* The tasks:
1. In the pragma no-cache post, which httpd was the writer running with caching?
2. Repeat word for word the passage of the pragma no-cache post starting with "Re: pragma no-cache" and going on through "function pragma no-cache.".

* Selected extract:
◆ ◆ ◆ ◆ ◆ ◆ ◆

Re: pragma no-cache -- Can we make it more useful?

karl@cavebear.com
Wed, 13 Jul 1994 21:48:43 +0200

> > I've been reading the http protocol specification and
> > came across the request function pragma no-cache.
>
> > I'm glad to see that there is a way for a client to express
> > its need for the latest-and-greatest version of the referenced
> > document
>
> Ah. I think perhaps you misunderstand.
>
> When using a cacheing proxy server, you *do* always get the latest and greatest
> version - unless the original server is unreachable, in which case you get what
> was in the cache.
>
> When the proxy gets a request, it sends a HEAD request to the original server to
> check that the cached file has not expired and has not changed. If all is OK,
> the cached copy is sent to the client.

I've just fired up LANWatch and watched what happened. I'm running the Cern pre-3
httpd with caching. I just fetched some stuff from the cache. No packets went
to the outside world.

> > For example, the client might want to say, in effect, "give me the
> > document referenced by this URL. I am willing to accept a copy that
> > might be 2 hours old."
>
> My comments above notwithstanding, this may be useful (but not in the context of
> pragma nocache). BUT, how would you specify this at the user interface level? It
> will change from document to document, so would have to be set by the user. For
> example, a copy of Shakespears sonnets that is 1 year old is likely to be fine,
> wheras a video grab of a coffe pot that is 5 minutes old might be worthless ;-)

I'm not sure how to best present it to a user. However, I sure
imaginative GUI designers can do it. My own personal experience is
illustrative. I've been (slowly) reading the WWW documents and I tend
to flip back/forth over a period of days, so I don't keep a copy of my
reader running continuously. I have been greatly helped by the
reduction in access delay due to the cache, and because I'm learning
rather than researching, I don't care if I have the absolutely latest
draft document. However, on the other hand, I do look at some
government reports that are revised daily. It is very important to me that
I can skip the version that is in my cache.

◆ ◆ ◆ ◆ ◆ ◆ ◆

* Supplied entries:
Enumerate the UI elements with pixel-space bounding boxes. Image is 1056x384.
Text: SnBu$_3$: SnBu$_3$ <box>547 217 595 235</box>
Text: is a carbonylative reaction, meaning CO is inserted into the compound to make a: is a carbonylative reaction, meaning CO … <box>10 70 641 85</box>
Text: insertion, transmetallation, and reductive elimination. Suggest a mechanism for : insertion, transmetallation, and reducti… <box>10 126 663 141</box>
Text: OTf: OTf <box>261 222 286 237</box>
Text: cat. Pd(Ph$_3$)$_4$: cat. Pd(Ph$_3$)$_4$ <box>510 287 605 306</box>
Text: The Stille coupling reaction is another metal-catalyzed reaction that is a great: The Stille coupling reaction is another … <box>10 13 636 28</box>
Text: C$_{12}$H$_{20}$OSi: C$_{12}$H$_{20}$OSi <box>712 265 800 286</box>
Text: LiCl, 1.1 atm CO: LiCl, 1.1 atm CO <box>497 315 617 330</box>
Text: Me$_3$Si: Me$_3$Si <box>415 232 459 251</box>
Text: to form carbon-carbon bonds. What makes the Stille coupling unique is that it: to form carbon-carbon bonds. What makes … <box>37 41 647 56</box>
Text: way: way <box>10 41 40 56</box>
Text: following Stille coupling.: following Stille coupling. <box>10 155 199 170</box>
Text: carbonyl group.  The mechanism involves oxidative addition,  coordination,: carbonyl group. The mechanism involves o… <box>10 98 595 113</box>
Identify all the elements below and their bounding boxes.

◆ ◆ ◆ ◆ ◆ ◆ ◆

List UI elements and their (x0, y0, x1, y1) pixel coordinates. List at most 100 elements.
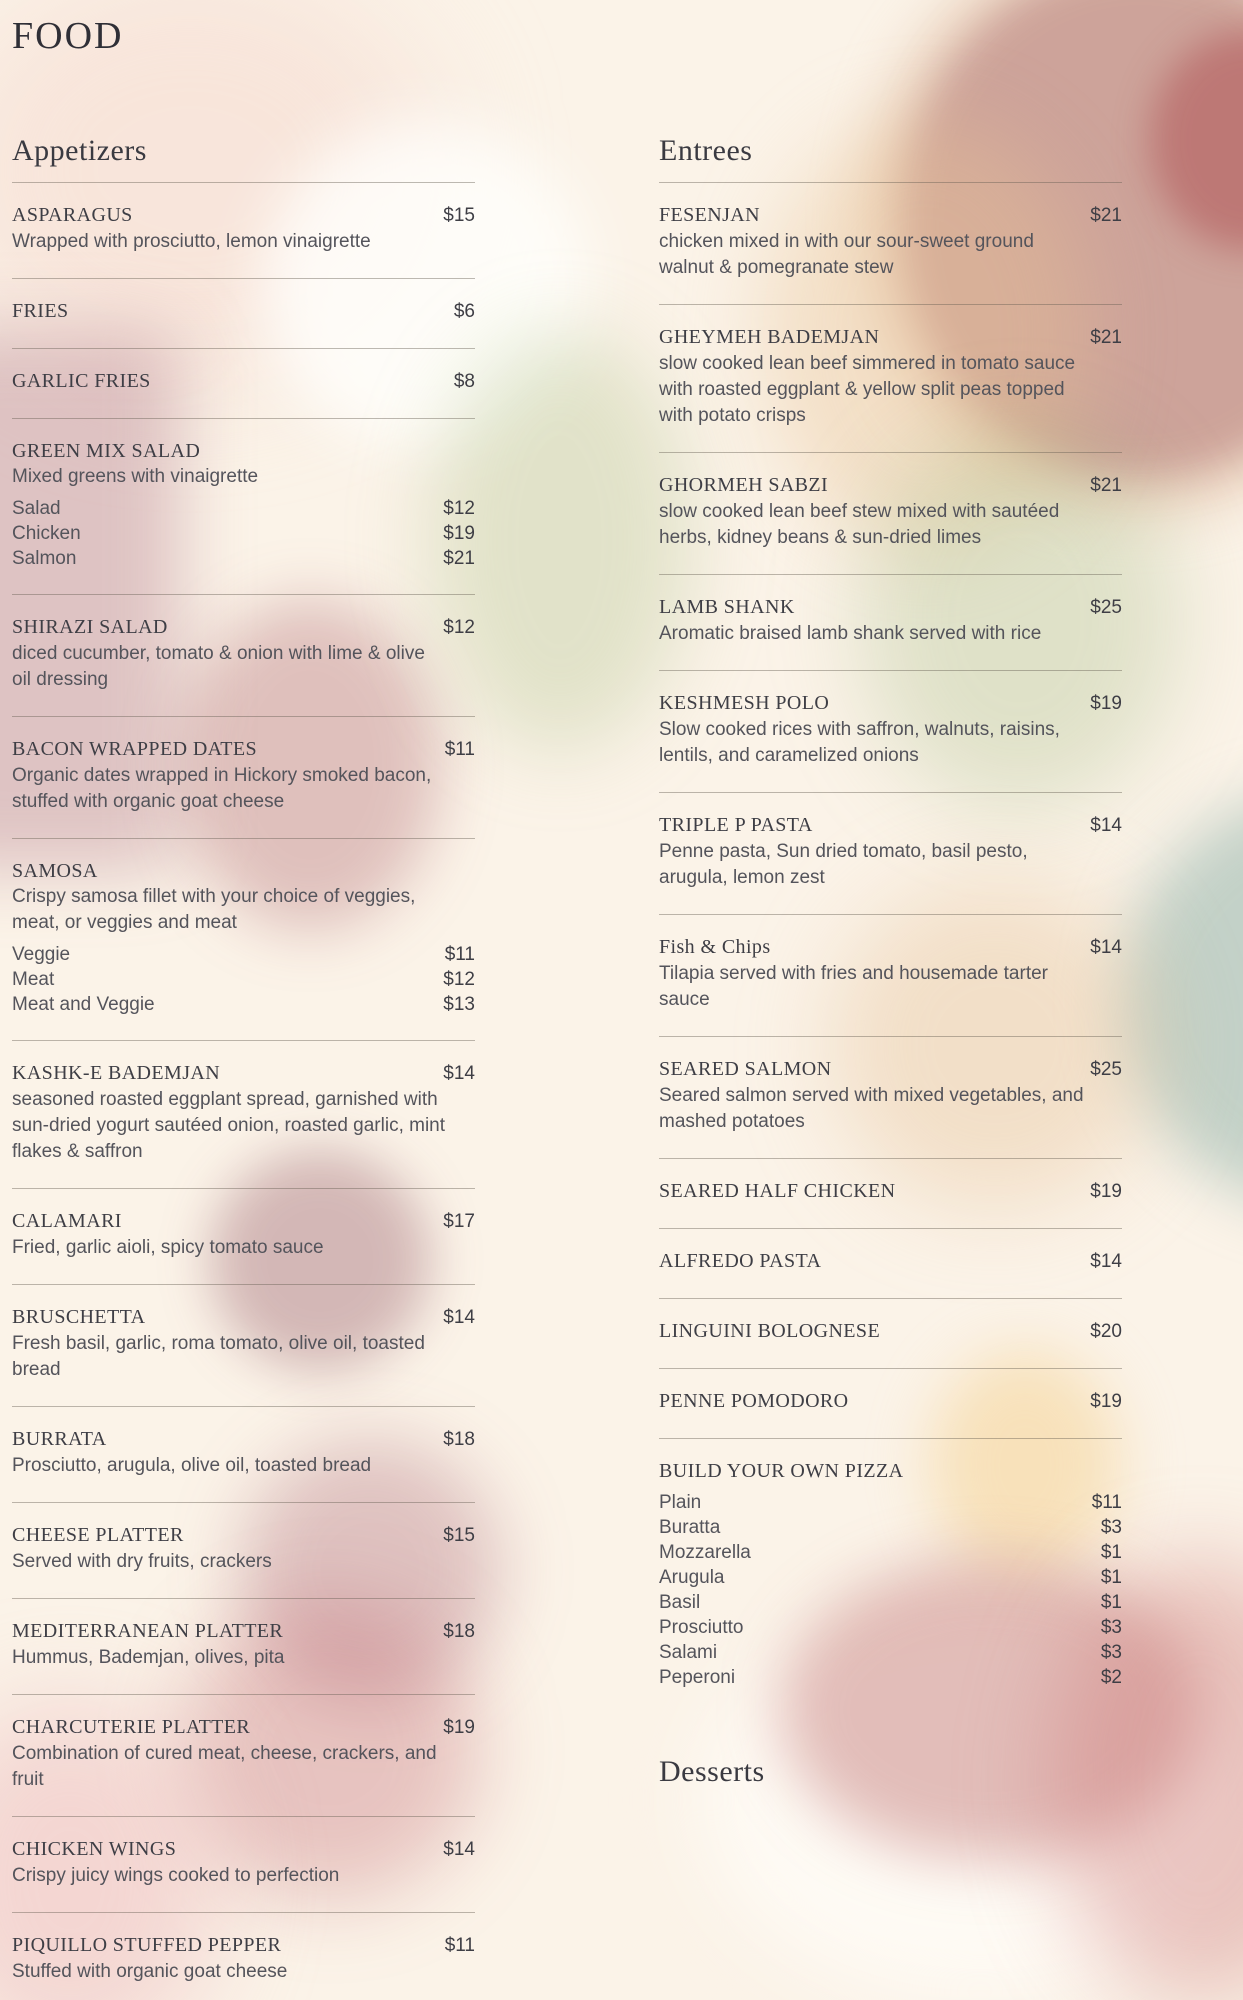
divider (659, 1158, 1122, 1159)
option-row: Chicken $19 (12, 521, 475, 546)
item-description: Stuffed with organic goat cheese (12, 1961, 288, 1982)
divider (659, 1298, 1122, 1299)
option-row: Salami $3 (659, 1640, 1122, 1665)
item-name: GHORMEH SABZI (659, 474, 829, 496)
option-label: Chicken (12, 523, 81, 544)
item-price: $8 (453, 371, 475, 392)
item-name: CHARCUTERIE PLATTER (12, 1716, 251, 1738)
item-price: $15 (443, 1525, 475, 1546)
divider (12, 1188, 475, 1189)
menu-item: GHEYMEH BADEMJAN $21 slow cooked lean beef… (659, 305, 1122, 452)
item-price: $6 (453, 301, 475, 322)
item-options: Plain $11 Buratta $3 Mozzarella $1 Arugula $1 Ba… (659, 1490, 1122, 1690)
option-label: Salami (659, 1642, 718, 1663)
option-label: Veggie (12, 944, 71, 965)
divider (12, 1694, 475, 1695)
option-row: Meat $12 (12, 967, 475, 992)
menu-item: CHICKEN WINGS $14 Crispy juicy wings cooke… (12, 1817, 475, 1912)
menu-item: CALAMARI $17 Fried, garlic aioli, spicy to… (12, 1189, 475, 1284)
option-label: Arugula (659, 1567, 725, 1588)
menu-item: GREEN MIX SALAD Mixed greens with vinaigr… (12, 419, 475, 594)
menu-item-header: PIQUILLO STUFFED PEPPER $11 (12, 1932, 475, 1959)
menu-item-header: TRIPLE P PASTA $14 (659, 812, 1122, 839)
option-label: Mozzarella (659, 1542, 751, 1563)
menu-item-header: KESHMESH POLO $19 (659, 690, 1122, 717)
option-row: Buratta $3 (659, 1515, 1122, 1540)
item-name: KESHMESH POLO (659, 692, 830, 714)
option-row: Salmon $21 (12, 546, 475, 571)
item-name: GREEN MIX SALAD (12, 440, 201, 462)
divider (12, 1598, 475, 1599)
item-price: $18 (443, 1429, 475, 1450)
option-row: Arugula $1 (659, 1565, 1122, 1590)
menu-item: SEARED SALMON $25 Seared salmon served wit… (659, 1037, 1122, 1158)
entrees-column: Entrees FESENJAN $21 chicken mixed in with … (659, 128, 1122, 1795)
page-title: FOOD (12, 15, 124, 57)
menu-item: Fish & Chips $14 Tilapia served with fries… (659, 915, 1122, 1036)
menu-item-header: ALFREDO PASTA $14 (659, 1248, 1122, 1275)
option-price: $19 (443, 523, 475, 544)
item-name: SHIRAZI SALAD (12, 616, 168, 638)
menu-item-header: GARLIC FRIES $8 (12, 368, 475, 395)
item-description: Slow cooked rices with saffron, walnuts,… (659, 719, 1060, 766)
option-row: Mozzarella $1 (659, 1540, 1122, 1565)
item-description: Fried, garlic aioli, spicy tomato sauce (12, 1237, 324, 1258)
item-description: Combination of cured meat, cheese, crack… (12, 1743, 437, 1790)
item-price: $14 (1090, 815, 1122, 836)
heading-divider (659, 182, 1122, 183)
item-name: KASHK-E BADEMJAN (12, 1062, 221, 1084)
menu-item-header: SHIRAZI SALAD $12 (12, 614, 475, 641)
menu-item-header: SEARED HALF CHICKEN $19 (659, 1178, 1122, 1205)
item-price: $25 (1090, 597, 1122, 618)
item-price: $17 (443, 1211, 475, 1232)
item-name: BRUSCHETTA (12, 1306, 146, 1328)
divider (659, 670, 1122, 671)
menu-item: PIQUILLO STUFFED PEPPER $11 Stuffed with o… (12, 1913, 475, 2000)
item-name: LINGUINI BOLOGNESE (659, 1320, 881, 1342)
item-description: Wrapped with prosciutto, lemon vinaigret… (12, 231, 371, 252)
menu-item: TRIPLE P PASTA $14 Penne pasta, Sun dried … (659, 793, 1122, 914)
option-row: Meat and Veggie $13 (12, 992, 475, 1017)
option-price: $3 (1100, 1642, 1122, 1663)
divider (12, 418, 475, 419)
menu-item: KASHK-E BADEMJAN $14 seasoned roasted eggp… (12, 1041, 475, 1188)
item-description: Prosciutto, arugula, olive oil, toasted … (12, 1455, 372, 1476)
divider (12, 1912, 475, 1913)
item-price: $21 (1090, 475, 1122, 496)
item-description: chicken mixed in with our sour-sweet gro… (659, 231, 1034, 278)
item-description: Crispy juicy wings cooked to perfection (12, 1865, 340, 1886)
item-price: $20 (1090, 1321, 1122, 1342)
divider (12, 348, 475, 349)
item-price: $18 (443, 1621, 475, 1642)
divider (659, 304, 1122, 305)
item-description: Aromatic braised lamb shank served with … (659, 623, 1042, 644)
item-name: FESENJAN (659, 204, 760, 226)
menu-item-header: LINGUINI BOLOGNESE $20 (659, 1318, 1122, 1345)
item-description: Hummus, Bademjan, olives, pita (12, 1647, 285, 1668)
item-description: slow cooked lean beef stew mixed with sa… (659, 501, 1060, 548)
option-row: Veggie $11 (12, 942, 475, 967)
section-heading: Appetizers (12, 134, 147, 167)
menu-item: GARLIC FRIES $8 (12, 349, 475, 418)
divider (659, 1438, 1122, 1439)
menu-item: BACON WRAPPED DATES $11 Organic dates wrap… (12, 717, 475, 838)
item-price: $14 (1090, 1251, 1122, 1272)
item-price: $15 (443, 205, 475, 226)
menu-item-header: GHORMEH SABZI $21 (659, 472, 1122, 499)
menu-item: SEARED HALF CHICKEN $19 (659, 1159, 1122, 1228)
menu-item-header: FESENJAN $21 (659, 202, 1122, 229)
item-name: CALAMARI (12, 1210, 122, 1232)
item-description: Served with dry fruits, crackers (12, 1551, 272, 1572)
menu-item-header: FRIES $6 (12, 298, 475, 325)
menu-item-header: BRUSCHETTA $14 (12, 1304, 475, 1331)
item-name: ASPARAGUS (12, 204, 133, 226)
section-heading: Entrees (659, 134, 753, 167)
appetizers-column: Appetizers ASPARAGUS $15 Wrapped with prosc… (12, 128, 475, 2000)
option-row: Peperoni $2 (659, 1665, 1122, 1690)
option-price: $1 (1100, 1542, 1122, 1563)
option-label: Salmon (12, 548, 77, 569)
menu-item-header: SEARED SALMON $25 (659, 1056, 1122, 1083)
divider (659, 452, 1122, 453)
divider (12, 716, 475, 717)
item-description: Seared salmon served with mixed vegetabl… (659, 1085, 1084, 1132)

◆ ◆ ◆ ◆ ◆ ◆ ◆

* Replies:
1. The Cern pre-3 httpd.

2.
Re: pragma no-cache -- Can we make it more useful?

karl@cavebear.com
Wed, 13 Jul 1994 21:48:43 +0200

> > I've been reading the http protocol specification and
> > came across the request function pragma no-cache.